*** Opening of Data to examine ***
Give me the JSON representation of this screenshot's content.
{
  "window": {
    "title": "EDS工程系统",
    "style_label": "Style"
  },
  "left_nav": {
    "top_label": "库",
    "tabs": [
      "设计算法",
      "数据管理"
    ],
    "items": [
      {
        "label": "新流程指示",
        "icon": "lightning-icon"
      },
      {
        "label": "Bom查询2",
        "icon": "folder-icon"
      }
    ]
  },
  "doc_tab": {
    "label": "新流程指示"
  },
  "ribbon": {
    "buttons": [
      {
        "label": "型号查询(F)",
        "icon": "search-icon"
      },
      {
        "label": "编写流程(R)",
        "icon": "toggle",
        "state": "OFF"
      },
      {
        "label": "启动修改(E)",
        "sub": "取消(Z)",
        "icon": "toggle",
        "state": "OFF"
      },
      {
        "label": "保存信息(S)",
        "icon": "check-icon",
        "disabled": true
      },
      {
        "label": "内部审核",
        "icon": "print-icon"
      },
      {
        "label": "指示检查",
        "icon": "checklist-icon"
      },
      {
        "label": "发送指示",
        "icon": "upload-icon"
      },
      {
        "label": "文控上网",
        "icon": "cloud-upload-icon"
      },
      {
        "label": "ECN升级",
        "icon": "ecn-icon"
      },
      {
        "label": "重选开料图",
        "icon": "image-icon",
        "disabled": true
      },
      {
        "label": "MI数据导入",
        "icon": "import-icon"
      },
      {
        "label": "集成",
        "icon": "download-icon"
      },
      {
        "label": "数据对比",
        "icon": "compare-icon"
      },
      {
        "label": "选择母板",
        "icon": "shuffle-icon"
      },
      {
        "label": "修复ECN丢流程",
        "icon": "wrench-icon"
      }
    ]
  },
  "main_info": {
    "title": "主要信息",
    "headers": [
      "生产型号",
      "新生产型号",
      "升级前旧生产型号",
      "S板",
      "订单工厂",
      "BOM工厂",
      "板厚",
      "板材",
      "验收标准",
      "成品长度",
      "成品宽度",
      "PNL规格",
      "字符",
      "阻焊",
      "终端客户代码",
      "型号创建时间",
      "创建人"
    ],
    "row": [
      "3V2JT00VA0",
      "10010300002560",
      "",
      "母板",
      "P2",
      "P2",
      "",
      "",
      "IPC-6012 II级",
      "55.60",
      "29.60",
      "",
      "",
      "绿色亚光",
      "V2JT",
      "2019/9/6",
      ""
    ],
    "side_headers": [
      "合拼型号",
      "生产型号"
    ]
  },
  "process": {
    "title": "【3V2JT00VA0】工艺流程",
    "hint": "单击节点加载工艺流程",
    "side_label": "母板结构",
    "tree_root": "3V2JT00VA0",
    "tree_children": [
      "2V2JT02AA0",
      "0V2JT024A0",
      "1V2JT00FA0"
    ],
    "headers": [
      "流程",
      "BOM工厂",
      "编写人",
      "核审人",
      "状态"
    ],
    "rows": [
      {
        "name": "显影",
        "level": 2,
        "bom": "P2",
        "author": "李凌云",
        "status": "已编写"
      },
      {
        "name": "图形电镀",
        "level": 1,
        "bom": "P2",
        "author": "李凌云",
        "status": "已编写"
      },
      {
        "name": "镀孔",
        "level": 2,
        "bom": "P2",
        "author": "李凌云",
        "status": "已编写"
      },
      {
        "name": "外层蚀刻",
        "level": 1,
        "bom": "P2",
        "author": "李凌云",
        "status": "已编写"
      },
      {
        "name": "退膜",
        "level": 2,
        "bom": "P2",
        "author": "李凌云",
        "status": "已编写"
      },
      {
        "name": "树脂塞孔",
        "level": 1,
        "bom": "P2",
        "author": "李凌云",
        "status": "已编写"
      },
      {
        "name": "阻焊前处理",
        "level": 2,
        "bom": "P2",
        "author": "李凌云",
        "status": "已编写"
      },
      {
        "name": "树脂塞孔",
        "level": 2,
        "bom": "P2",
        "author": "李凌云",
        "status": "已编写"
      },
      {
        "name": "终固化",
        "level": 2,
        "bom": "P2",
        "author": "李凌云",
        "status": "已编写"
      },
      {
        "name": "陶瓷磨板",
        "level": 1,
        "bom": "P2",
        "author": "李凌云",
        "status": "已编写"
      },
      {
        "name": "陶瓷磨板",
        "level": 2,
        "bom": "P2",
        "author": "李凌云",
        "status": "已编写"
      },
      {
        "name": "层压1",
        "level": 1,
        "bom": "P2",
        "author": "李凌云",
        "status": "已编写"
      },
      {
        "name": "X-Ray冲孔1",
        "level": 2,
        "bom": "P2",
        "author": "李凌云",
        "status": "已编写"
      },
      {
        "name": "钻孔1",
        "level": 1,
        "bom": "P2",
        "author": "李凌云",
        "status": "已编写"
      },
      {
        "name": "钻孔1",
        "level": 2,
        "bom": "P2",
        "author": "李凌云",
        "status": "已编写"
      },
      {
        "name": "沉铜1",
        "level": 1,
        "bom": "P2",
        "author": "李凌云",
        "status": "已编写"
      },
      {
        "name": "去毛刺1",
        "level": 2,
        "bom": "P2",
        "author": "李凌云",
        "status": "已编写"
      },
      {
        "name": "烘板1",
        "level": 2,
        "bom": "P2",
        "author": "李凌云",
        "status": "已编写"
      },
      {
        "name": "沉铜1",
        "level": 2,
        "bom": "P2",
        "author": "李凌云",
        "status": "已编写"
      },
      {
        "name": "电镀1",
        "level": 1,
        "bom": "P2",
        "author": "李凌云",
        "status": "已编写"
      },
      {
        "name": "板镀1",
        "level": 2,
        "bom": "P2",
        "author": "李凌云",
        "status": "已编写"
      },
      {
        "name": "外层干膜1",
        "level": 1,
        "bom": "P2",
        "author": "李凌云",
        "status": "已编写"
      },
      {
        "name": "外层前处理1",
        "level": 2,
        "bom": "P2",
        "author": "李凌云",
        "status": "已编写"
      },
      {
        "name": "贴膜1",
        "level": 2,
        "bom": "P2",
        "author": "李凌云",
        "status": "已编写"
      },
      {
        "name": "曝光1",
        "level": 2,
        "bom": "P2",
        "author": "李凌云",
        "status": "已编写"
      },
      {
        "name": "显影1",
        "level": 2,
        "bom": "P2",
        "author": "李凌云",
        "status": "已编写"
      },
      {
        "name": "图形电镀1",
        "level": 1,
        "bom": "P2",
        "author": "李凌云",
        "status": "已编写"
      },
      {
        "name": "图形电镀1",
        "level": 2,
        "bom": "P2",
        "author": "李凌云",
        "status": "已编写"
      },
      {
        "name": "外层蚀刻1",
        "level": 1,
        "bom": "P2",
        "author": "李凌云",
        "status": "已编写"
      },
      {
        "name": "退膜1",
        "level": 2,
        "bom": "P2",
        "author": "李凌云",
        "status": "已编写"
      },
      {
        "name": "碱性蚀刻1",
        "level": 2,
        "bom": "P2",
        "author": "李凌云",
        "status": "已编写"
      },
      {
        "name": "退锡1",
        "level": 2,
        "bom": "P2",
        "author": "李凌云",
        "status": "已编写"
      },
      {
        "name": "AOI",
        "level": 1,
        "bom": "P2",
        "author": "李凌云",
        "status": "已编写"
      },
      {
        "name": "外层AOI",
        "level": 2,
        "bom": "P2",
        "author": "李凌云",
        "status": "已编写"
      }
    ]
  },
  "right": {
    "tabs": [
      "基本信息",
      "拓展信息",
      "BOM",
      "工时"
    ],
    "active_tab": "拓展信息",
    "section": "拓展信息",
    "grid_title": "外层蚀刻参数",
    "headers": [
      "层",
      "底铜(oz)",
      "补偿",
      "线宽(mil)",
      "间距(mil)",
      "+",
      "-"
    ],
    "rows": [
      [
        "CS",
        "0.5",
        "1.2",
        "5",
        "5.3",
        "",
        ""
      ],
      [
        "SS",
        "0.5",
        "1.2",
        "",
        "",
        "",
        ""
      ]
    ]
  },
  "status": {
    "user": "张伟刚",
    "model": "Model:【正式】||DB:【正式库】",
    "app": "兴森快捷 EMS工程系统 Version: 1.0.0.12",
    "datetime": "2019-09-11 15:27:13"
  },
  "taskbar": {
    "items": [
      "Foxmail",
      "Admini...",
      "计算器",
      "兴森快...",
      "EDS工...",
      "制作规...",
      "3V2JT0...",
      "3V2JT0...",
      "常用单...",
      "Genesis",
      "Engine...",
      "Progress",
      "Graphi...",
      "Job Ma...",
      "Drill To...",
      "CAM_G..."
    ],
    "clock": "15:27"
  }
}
*** Close of Data to examine ***
For the string "upload", show each line of the entries above where it occurs.

Written solution —
        "icon": "upload-icon"
        "icon": "cloud-upload-icon"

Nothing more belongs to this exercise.